Start of Stored data

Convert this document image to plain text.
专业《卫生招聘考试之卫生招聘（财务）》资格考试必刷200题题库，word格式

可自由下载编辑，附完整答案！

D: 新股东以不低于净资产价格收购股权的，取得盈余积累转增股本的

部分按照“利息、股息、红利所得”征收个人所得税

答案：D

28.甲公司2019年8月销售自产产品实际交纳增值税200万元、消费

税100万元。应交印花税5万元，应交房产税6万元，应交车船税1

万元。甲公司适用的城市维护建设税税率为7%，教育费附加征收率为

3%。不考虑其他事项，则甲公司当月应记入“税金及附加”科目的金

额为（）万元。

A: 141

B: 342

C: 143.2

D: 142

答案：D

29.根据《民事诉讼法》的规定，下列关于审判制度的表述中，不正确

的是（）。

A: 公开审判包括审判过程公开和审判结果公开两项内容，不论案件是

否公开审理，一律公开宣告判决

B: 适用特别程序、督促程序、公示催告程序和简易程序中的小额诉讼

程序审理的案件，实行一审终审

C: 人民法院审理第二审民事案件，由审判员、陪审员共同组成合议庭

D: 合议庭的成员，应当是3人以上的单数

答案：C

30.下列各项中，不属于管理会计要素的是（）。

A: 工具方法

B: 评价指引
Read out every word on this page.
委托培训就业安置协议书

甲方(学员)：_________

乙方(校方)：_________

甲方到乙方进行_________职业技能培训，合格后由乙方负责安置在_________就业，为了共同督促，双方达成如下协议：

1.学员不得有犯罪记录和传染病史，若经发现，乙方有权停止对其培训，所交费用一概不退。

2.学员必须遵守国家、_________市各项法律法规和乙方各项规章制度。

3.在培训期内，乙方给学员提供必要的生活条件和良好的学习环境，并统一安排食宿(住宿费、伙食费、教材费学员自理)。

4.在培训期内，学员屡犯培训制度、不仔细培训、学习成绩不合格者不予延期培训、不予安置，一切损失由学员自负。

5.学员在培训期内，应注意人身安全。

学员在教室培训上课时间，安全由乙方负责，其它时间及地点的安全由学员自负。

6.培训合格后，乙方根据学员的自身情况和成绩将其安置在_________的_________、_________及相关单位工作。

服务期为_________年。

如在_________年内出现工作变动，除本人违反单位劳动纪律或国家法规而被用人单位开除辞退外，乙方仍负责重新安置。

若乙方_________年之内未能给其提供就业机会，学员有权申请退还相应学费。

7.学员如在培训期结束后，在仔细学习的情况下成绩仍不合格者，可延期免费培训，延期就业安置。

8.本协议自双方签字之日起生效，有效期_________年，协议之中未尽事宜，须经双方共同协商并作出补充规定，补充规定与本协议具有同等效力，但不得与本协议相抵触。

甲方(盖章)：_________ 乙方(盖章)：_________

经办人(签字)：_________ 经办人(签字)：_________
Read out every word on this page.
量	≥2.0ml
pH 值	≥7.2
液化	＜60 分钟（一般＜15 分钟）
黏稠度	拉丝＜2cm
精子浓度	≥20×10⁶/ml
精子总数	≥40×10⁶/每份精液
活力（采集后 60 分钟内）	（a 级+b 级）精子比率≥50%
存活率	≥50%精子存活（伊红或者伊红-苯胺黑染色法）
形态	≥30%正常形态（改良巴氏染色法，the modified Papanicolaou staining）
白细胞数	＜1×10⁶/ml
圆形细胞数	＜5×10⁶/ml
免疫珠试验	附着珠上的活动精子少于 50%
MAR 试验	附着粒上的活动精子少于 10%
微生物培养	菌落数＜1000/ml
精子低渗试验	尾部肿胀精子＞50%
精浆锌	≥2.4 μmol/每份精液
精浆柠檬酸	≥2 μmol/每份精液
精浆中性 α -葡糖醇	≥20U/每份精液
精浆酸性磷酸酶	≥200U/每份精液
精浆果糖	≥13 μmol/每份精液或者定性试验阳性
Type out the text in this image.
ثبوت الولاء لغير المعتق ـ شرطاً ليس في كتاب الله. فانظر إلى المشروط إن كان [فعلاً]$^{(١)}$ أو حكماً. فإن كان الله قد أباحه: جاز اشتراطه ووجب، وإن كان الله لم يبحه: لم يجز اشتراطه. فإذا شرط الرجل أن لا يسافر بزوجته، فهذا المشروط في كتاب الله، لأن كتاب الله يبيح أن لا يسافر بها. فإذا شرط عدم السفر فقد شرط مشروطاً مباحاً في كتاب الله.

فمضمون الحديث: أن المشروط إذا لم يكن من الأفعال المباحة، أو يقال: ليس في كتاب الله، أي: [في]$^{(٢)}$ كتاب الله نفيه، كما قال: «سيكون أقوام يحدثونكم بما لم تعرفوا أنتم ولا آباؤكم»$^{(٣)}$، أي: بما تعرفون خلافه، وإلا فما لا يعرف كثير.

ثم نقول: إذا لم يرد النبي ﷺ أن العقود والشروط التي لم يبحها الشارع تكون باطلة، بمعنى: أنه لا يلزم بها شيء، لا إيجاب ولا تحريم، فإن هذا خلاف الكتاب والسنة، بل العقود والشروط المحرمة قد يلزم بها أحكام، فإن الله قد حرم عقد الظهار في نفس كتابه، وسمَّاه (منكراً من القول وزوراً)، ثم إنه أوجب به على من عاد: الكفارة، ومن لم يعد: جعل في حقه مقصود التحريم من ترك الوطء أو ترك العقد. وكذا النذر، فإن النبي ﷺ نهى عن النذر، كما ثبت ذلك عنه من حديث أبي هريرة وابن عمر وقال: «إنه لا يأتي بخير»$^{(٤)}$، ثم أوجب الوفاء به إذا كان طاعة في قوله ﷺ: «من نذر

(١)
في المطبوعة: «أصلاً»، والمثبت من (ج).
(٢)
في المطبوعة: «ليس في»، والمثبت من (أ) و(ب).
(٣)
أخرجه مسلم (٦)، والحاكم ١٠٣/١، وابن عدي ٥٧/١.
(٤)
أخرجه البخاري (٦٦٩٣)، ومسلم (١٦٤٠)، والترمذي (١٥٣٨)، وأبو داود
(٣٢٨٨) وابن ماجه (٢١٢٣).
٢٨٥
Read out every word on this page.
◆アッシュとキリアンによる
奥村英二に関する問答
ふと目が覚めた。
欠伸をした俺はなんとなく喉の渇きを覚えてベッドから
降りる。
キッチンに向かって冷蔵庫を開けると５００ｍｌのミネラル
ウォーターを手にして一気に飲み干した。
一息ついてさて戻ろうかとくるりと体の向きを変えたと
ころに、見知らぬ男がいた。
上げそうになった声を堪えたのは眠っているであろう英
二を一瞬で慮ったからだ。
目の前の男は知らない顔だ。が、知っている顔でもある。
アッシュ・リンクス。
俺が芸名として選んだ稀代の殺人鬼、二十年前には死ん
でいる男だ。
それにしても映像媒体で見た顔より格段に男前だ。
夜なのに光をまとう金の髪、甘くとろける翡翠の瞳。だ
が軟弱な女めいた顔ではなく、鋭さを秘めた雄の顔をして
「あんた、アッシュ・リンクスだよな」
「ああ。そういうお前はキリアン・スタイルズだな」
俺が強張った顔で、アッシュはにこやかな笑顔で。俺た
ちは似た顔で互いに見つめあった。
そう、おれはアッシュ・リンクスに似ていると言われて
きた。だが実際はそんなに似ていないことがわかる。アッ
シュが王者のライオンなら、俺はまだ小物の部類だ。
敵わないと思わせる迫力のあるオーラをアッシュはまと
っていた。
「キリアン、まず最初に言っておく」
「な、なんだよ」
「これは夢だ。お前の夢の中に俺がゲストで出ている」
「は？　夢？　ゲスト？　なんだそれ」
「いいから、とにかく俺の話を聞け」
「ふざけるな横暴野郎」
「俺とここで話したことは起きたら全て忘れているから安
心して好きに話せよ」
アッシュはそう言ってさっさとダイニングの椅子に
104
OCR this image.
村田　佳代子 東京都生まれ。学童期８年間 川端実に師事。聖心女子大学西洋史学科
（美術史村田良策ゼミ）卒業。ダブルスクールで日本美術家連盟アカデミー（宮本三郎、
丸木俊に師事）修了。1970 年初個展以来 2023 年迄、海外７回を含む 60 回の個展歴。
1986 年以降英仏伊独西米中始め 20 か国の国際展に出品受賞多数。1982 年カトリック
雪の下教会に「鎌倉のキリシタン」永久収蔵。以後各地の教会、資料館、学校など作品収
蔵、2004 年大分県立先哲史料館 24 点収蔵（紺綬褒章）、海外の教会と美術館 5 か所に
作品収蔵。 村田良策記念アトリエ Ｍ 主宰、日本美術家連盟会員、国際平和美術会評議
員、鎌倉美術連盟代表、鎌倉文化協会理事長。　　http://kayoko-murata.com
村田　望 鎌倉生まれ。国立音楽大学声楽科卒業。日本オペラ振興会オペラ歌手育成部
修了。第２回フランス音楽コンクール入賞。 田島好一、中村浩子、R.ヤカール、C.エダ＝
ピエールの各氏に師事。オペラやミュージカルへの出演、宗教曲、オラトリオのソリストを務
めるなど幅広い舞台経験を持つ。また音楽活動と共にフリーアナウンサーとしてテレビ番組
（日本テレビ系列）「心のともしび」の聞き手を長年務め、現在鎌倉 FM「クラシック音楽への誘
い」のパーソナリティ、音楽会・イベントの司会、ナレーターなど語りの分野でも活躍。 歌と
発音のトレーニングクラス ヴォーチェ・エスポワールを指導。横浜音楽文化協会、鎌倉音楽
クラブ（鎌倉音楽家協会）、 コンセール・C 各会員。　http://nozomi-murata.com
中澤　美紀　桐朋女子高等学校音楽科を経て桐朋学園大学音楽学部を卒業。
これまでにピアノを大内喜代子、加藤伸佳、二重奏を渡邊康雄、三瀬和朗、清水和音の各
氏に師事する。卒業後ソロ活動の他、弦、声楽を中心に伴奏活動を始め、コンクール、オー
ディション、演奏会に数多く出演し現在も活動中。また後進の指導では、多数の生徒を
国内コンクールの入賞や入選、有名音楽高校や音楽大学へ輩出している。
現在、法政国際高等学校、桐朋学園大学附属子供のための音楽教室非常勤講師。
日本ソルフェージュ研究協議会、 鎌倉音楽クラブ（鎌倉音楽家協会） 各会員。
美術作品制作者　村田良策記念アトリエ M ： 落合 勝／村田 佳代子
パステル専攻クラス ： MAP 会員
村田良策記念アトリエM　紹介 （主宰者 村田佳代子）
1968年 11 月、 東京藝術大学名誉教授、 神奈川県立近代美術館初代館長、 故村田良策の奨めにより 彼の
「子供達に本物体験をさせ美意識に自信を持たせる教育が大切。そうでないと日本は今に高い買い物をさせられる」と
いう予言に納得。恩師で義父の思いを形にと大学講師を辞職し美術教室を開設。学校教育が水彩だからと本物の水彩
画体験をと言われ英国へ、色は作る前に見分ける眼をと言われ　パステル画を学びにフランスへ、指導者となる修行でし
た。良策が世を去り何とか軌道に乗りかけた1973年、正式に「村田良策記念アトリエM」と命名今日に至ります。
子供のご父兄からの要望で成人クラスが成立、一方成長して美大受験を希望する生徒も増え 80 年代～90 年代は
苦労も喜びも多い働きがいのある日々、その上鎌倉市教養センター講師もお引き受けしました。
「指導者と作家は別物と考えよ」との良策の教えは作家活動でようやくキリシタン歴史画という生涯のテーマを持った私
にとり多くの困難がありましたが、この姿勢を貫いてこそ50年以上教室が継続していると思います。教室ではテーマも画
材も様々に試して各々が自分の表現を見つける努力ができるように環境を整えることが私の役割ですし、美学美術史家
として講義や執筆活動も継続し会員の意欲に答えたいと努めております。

End of Stored data

Your instructions |
Scan the data above and copy every line with "http" in it.

Task solution |
員、鎌倉美術連盟代表、鎌倉文化協会理事長。　　http://kayoko-murata.com
クラブ（鎌倉音楽家協会）、 コンセール・C 各会員。　http://nozomi-murata.com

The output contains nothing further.